** Start of STORED ROWS **
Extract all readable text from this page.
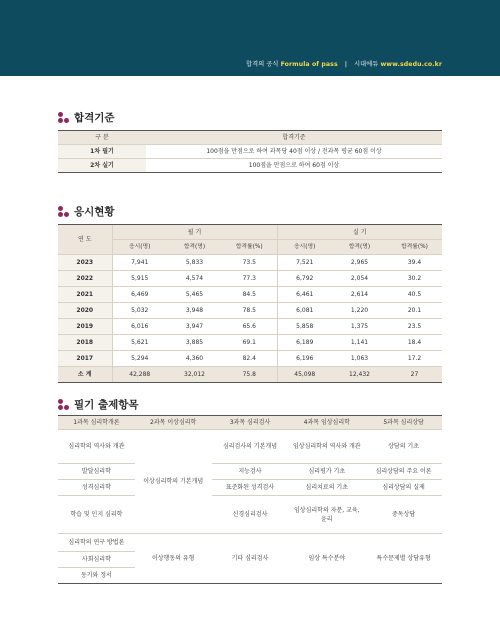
합격의 공식 Formula of pass | 시대에듀 www.sdedu.co.kr
합격기준
구 분	합격기준
1차 필기	100점을 만점으로 하여 과목당 40점 이상 / 전과목 평균 60점 이상
2차 실기	100점을 만점으로 하여 60점 이상
응시현황
연 도	필 기			실 기		
	응시(명)	합격(명)	합격률(%)	응시(명)	합격(명)	합격률(%)
2023	7,941	5,833	73.5	7,521	2,965	39.4
2022	5,915	4,574	77.3	6,792	2,054	30.2
2021	6,469	5,465	84.5	6,461	2,614	40.5
2020	5,032	3,948	78.5	6,081	1,220	20.1
2019	6,016	3,947	65.6	5,858	1,375	23.5
2018	5,621	3,885	69.1	6,189	1,141	18.4
2017	5,294	4,360	82.4	6,196	1,063	17.2
소 계	42,288	32,012	75.8	45,098	12,432	27
필기 출제항목
1과목 심리학개론	2과목 이상심리학	3과목 심리검사	4과목 임상심리학	5과목 심리상담
심리학의 역사와 개관	이상심리학의 기본개념	심리검사의 기본개념	임상심리학의 역사와 개관	상담의 기초
발달심리학		지능검사	심리평가 기초	심리상담의 주요 이론
성격심리학		표준화된 성격검사	심리치료의 기초	심리상담의 실제
학습 및 인지 심리학		신경심리검사	임상심리학의 자문, 교육, 윤리	중독상담
심리학의 연구 방법론	이상행동의 유형	기타 심리검사	임상 특수분야	특수문제별 상담유형
사회심리학				
동기와 정서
** End of STORED ROWS **
INSTRUCTIONS FOR THE TASK: Establish how many lines of the material above hold the word "만점으로". Nothing but the count should be returned.

ANSWER IN FULL: 2